Stated goal: Count only the lines of the records that hold "الأوسط", then give the number without any other words.

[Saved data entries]

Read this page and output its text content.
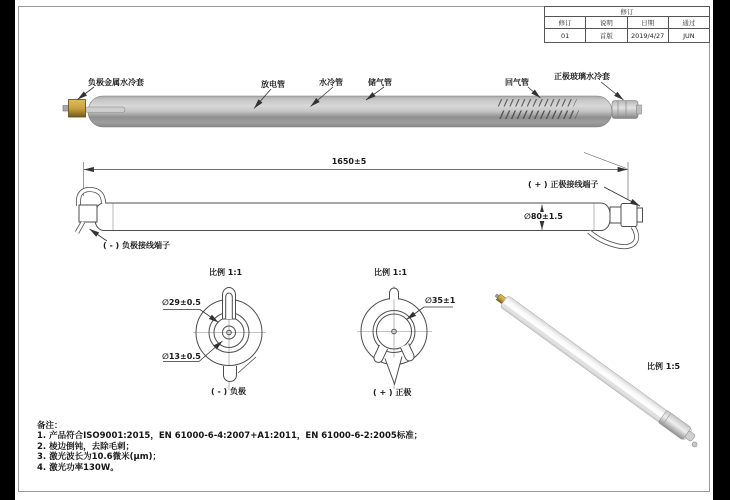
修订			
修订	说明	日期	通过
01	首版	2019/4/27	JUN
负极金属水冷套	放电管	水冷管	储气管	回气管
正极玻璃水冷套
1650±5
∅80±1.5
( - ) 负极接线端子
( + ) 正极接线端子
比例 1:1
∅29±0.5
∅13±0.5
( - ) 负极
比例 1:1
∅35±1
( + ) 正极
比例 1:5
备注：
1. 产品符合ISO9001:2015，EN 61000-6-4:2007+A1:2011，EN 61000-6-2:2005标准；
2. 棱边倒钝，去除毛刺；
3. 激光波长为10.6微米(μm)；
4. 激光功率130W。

...

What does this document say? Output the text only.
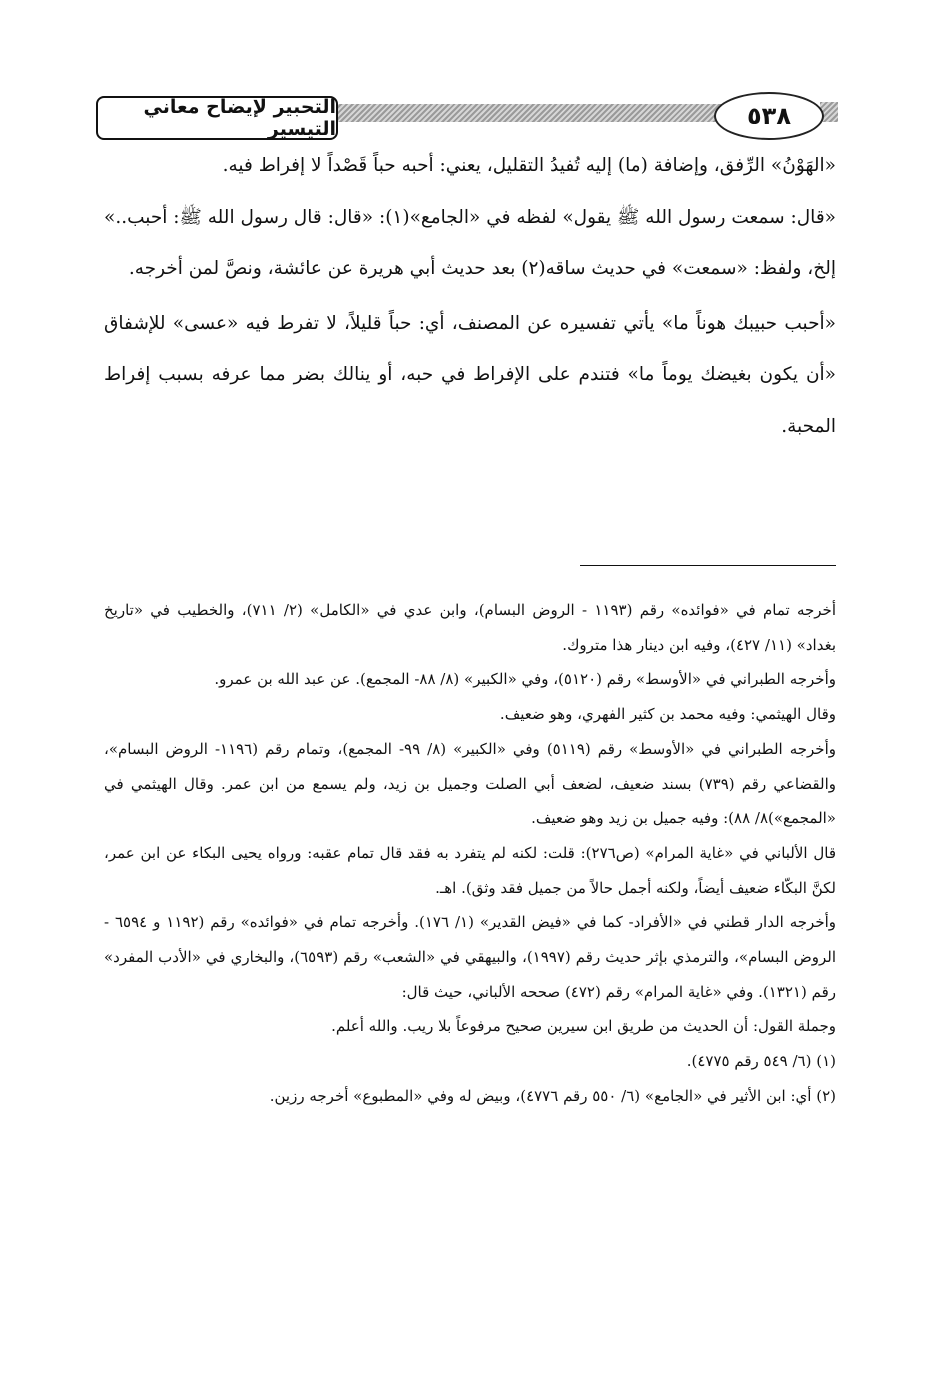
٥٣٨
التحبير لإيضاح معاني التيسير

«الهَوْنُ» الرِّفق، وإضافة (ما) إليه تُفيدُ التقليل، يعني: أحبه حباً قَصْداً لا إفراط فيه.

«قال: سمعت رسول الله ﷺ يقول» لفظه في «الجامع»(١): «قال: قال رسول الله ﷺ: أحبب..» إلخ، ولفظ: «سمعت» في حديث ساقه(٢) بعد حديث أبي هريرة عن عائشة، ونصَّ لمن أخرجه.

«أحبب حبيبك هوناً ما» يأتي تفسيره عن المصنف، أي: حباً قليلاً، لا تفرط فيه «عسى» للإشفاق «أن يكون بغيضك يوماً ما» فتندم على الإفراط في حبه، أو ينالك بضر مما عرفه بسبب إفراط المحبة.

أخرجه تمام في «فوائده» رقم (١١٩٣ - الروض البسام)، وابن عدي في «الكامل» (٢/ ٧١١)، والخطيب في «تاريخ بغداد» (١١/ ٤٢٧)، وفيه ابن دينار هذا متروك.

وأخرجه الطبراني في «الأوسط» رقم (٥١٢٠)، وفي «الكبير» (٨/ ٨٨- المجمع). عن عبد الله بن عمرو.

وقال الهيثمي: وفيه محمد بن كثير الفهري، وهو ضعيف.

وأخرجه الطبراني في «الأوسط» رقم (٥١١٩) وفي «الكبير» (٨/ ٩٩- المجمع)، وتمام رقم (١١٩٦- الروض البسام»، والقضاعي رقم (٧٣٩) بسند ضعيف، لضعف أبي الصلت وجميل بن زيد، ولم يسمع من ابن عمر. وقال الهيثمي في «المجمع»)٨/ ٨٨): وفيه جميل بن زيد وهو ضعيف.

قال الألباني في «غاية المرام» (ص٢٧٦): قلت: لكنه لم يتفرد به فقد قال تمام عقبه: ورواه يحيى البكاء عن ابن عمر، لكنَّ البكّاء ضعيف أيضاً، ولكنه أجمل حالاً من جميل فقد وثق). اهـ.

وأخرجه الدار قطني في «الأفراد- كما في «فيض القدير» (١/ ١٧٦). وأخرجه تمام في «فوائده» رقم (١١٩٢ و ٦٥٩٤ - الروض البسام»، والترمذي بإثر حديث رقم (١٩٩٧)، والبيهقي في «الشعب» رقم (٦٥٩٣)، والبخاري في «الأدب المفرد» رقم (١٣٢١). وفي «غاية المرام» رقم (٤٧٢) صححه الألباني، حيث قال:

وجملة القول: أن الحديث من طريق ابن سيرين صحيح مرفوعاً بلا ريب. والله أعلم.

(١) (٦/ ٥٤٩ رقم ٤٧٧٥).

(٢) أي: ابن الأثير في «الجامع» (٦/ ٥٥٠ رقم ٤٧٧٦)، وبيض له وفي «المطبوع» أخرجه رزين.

---

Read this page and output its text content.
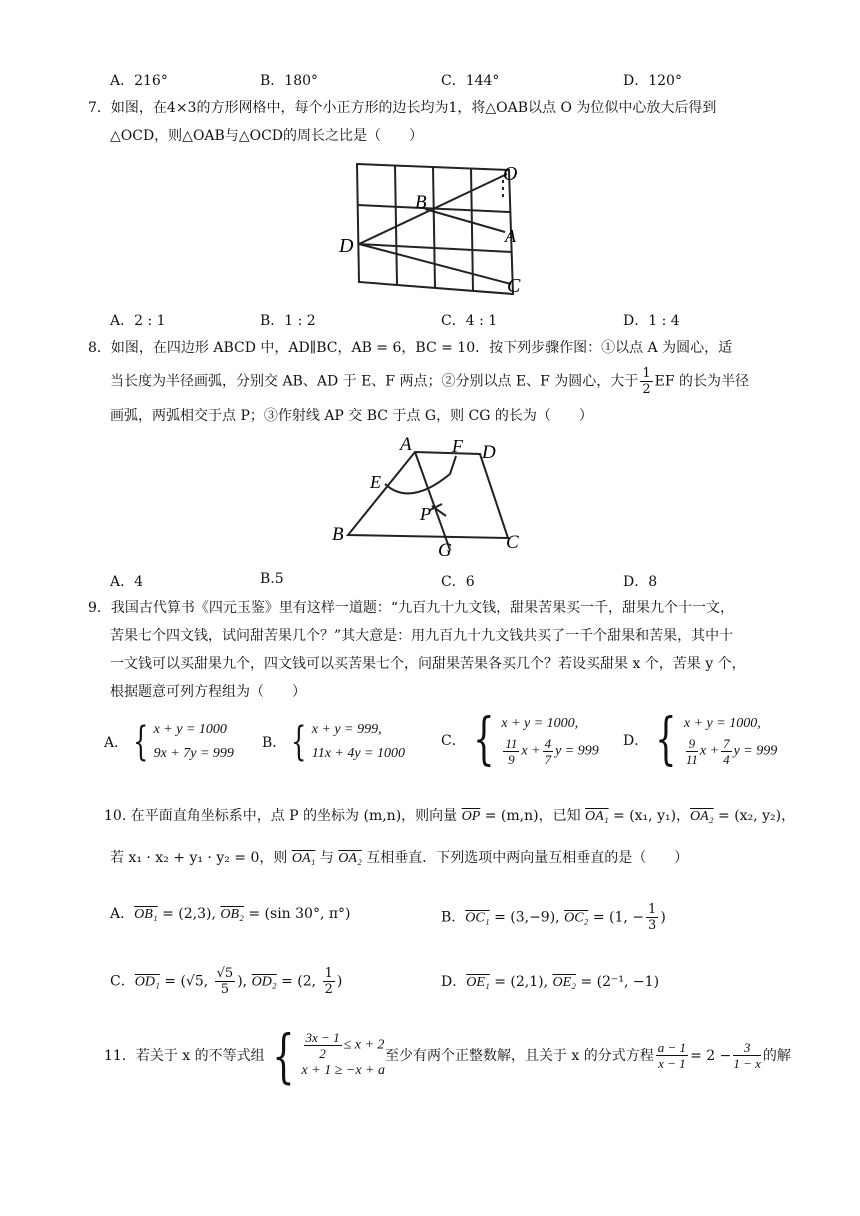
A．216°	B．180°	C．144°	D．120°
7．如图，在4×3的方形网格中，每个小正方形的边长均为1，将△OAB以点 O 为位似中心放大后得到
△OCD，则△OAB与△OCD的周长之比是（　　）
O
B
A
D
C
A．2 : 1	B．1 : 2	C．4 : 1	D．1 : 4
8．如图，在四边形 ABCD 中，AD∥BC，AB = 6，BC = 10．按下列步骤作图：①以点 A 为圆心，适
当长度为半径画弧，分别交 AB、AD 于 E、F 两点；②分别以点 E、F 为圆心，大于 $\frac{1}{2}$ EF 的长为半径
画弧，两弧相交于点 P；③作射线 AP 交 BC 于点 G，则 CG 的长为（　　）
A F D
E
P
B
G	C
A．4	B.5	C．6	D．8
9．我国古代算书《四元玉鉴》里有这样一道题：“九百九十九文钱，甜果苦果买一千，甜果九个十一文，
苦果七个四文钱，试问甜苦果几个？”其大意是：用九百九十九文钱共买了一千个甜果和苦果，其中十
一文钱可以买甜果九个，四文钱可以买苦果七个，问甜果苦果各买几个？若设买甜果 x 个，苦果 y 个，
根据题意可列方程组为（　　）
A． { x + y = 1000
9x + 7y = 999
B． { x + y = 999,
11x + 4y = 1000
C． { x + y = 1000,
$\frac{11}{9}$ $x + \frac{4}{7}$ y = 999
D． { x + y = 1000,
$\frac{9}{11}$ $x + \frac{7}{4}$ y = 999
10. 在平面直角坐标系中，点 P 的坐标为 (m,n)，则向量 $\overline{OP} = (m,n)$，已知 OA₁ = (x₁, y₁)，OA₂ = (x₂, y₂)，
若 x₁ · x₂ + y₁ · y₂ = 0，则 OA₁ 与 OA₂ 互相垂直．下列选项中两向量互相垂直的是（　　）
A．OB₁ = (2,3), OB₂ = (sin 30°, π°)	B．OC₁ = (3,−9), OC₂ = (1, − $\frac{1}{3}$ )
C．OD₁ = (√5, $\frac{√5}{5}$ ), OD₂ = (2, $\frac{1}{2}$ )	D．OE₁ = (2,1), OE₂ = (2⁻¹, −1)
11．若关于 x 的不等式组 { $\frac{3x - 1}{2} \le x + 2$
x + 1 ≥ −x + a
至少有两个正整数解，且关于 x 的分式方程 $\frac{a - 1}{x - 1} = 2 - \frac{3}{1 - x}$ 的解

The answer: 2